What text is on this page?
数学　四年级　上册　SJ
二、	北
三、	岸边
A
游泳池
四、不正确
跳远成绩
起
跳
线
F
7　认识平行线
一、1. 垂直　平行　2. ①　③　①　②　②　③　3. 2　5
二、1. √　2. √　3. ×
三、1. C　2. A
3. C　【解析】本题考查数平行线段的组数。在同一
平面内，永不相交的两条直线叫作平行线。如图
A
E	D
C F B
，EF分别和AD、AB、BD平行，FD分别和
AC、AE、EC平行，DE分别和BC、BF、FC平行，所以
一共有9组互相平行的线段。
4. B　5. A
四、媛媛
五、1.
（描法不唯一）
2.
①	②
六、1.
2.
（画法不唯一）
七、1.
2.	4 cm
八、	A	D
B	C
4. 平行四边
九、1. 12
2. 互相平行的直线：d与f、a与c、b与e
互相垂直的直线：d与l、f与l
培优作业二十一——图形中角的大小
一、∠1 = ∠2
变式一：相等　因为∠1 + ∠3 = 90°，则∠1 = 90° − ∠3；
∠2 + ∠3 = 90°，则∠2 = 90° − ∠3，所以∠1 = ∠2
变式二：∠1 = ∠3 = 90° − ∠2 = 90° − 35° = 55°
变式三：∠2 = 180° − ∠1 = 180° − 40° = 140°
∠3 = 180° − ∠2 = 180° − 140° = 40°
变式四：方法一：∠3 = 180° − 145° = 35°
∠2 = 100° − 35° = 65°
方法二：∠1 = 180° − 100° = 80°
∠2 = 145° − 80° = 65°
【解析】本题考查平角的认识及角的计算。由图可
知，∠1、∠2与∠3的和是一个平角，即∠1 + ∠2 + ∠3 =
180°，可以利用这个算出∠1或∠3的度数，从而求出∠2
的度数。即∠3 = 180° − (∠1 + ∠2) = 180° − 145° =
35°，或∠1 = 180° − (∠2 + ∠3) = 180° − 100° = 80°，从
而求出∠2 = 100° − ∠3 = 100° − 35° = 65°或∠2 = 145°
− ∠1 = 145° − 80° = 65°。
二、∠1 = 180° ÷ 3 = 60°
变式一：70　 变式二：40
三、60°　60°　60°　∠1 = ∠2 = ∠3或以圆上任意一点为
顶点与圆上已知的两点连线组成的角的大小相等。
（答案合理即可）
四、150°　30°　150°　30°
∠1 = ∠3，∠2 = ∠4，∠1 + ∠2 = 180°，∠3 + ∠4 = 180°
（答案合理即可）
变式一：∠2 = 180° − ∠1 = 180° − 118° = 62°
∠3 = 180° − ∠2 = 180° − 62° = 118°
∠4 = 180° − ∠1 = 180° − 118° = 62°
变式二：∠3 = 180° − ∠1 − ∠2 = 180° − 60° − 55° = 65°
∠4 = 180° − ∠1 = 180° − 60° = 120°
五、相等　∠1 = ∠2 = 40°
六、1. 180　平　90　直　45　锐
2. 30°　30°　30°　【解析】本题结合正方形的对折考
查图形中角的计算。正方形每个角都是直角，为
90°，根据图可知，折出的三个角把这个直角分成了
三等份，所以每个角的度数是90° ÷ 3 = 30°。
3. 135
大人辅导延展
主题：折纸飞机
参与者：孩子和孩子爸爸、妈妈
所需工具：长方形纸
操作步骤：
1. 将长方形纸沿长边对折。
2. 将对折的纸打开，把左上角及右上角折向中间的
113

■ Exercise ■
Reproduce the material precisely, including every line.

■ Response to this exercise ■
What text is on this page?
数学　四年级　上册　SJ
二、	北
三、	岸边
A
游泳池
四、不正确
跳远成绩
起
跳
线
F
7　认识平行线
一、1. 垂直　平行　2. ①　③　①　②　②　③　3. 2　5
二、1. √　2. √　3. ×
三、1. C　2. A
3. C　【解析】本题考查数平行线段的组数。在同一
平面内，永不相交的两条直线叫作平行线。如图
A
E	D
C F B
，EF分别和AD、AB、BD平行，FD分别和
AC、AE、EC平行，DE分别和BC、BF、FC平行，所以
一共有9组互相平行的线段。
4. B　5. A
四、媛媛
五、1.
（描法不唯一）
2.
①	②
六、1.
2.
（画法不唯一）
七、1.
2.	4 cm
八、	A	D
B	C
4. 平行四边
九、1. 12
2. 互相平行的直线：d与f、a与c、b与e
互相垂直的直线：d与l、f与l
培优作业二十一——图形中角的大小
一、∠1 = ∠2
变式一：相等　因为∠1 + ∠3 = 90°，则∠1 = 90° − ∠3；
∠2 + ∠3 = 90°，则∠2 = 90° − ∠3，所以∠1 = ∠2
变式二：∠1 = ∠3 = 90° − ∠2 = 90° − 35° = 55°
变式三：∠2 = 180° − ∠1 = 180° − 40° = 140°
∠3 = 180° − ∠2 = 180° − 140° = 40°
变式四：方法一：∠3 = 180° − 145° = 35°
∠2 = 100° − 35° = 65°
方法二：∠1 = 180° − 100° = 80°
∠2 = 145° − 80° = 65°
【解析】本题考查平角的认识及角的计算。由图可
知，∠1、∠2与∠3的和是一个平角，即∠1 + ∠2 + ∠3 =
180°，可以利用这个算出∠1或∠3的度数，从而求出∠2
的度数。即∠3 = 180° − (∠1 + ∠2) = 180° − 145° =
35°，或∠1 = 180° − (∠2 + ∠3) = 180° − 100° = 80°，从
而求出∠2 = 100° − ∠3 = 100° − 35° = 65°或∠2 = 145°
− ∠1 = 145° − 80° = 65°。
二、∠1 = 180° ÷ 3 = 60°
变式一：70　 变式二：40
三、60°　60°　60°　∠1 = ∠2 = ∠3或以圆上任意一点为
顶点与圆上已知的两点连线组成的角的大小相等。
（答案合理即可）
四、150°　30°　150°　30°
∠1 = ∠3，∠2 = ∠4，∠1 + ∠2 = 180°，∠3 + ∠4 = 180°
（答案合理即可）
变式一：∠2 = 180° − ∠1 = 180° − 118° = 62°
∠3 = 180° − ∠2 = 180° − 62° = 118°
∠4 = 180° − ∠1 = 180° − 118° = 62°
变式二：∠3 = 180° − ∠1 − ∠2 = 180° − 60° − 55° = 65°
∠4 = 180° − ∠1 = 180° − 60° = 120°
五、相等　∠1 = ∠2 = 40°
六、1. 180　平　90　直　45　锐
2. 30°　30°　30°　【解析】本题结合正方形的对折考
查图形中角的计算。正方形每个角都是直角，为
90°，根据图可知，折出的三个角把这个直角分成了
三等份，所以每个角的度数是90° ÷ 3 = 30°。
3. 135
大人辅导延展
主题：折纸飞机
参与者：孩子和孩子爸爸、妈妈
所需工具：长方形纸
操作步骤：
1. 将长方形纸沿长边对折。
2. 将对折的纸打开，把左上角及右上角折向中间的
113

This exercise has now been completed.